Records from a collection
☆ ☆ ☆ ☆ ☆

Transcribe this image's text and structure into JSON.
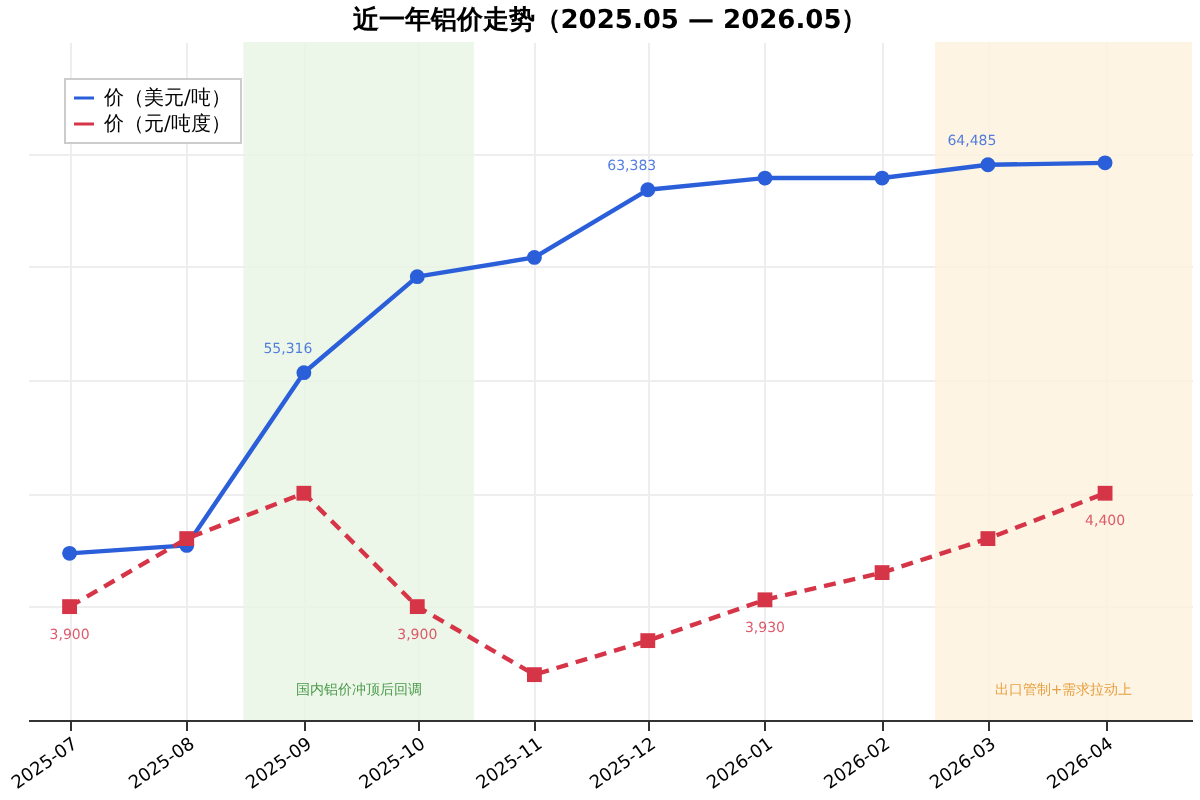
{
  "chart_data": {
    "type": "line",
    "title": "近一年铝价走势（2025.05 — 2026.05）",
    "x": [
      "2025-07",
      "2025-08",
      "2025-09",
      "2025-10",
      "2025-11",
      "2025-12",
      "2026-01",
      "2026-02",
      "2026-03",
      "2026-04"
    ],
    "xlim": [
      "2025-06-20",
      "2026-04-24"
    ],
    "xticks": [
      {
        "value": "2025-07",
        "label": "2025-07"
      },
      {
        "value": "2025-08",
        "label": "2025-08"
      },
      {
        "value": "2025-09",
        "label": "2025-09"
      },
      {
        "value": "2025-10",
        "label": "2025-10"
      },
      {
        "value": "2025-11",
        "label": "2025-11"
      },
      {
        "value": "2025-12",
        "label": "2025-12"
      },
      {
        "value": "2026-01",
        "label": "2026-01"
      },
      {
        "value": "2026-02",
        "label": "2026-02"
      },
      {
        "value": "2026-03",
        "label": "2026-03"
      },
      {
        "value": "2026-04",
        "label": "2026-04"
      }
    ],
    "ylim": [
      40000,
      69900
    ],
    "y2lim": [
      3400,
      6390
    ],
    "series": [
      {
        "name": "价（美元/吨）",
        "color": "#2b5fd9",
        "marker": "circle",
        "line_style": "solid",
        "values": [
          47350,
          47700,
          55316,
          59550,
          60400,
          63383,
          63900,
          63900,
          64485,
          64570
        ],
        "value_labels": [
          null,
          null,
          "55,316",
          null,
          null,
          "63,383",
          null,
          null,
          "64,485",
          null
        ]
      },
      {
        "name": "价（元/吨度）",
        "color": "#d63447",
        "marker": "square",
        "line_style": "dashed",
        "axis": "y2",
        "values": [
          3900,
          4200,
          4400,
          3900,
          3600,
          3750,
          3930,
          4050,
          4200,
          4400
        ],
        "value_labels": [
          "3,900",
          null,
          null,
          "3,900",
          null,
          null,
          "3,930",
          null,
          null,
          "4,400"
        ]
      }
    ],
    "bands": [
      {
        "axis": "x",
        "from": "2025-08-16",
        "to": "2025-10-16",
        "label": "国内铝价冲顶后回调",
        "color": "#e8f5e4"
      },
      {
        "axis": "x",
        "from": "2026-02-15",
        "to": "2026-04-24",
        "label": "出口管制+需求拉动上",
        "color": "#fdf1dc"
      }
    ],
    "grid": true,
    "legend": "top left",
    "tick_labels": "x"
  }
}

☆ ☆ ☆ ☆ ☆

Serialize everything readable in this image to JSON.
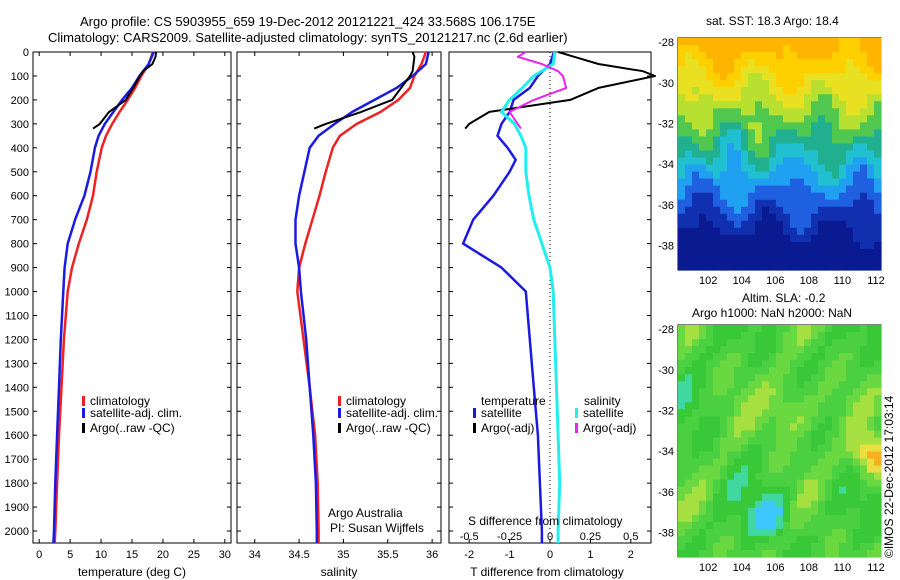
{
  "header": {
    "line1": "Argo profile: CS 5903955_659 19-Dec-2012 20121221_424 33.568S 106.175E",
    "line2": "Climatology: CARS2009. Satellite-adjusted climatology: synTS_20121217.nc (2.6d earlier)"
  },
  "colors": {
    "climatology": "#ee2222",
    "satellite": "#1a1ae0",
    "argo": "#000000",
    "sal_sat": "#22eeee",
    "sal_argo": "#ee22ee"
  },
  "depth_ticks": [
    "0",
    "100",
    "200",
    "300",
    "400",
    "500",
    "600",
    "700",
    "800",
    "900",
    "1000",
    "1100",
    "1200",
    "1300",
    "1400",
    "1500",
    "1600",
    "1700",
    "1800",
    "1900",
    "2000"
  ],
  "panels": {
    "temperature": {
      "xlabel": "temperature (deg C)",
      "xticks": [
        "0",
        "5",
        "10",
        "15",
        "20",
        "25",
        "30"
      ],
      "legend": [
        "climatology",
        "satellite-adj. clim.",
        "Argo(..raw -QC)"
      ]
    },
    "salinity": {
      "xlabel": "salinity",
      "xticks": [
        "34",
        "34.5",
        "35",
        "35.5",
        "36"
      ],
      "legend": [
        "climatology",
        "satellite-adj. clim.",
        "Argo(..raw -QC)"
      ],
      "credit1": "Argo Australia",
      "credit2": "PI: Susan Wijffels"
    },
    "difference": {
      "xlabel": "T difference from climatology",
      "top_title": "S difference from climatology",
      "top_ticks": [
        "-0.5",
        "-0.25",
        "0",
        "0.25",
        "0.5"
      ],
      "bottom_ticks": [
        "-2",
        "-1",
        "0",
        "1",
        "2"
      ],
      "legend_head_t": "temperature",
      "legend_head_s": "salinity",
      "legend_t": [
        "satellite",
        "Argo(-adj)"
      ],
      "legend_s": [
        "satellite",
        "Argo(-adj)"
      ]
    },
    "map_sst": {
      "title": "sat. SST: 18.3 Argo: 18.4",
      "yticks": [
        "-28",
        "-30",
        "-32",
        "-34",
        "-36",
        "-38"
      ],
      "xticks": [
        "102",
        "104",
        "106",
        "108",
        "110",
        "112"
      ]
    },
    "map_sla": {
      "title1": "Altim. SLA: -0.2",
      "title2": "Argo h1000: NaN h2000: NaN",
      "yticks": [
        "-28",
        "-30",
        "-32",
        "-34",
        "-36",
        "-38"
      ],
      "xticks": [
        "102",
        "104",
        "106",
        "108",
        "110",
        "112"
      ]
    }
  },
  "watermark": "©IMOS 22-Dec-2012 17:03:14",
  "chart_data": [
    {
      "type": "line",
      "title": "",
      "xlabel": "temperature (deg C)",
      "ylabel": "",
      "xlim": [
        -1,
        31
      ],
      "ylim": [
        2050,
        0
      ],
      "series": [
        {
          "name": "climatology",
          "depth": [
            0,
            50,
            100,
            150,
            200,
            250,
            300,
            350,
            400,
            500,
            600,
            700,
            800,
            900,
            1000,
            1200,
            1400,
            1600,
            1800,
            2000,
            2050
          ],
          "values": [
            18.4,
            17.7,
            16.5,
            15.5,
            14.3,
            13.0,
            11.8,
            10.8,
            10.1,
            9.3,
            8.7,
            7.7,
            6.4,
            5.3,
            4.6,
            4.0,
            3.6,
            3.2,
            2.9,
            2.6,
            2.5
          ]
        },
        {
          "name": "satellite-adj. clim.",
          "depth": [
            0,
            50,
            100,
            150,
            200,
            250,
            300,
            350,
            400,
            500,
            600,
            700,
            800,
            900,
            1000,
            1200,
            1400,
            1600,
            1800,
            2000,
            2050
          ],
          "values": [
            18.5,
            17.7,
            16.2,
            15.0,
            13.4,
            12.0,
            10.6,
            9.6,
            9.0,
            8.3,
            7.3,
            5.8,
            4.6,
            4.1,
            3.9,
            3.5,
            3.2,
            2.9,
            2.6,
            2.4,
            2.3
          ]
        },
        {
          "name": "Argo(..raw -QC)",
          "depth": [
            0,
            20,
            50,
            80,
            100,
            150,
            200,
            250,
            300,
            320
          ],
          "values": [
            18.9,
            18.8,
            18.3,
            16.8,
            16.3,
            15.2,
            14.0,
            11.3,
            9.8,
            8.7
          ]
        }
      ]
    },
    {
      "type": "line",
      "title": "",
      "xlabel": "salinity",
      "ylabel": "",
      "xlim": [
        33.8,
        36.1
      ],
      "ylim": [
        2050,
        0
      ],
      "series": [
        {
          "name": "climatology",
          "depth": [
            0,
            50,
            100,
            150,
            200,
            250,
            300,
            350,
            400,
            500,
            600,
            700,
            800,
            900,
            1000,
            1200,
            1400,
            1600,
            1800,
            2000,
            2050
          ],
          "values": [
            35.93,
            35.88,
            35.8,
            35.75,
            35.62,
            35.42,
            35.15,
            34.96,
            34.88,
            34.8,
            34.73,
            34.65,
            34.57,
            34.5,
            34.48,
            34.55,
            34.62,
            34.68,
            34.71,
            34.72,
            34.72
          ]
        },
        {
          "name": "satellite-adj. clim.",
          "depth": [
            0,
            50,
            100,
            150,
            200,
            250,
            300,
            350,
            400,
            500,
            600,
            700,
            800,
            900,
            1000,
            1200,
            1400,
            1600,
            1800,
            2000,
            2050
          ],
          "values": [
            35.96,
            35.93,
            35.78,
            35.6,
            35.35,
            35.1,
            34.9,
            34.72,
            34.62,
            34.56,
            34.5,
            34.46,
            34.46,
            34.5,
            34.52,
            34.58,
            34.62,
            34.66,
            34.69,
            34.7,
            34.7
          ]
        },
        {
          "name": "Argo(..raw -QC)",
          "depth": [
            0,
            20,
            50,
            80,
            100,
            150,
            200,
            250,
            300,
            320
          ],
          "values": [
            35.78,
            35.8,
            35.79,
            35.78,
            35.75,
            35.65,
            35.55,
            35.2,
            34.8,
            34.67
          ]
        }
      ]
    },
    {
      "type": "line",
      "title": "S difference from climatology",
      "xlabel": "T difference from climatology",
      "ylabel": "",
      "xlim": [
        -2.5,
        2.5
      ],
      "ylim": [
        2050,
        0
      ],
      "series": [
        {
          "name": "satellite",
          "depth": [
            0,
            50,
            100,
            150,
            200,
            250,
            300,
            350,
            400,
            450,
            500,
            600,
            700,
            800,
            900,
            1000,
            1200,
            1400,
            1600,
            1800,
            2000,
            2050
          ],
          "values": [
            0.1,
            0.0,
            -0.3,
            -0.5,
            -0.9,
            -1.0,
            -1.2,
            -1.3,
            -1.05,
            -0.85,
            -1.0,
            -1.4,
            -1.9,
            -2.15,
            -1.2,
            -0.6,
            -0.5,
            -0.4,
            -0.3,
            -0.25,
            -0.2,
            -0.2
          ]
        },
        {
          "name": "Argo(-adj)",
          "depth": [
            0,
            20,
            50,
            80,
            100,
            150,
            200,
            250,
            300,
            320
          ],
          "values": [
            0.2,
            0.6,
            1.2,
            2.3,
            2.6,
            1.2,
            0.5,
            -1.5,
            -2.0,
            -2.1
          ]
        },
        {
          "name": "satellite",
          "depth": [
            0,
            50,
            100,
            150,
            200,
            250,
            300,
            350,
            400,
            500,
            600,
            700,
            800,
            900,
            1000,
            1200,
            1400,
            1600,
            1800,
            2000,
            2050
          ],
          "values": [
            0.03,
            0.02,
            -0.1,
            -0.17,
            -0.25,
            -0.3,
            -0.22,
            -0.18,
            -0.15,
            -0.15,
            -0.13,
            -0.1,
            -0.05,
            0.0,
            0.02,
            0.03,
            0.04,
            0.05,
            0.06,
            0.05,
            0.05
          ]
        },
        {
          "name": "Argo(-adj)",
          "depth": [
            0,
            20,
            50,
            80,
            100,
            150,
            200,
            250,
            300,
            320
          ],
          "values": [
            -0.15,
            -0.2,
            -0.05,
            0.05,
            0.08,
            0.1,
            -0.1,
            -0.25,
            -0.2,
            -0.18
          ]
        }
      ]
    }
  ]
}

☆ ☆ ☆ ☆ ☆

YOUR INSTRUCTIONS ::
Find the word "climatology" in the data and copy out each line where it turns up.

SOLUTION TO THIS TASK ::
    "line2": "Climatology: CARS2009. Satellite-adjusted climatology: synTS_20121217.nc (2.6d earlier)"
    "climatology": "#ee2222",
        "climatology",
        "climatology",
      "xlabel": "T difference from climatology",
      "top_title": "S difference from climatology",
          "name": "climatology",
          "name": "climatology",
      "title": "S difference from climatology",
      "xlabel": "T difference from climatology",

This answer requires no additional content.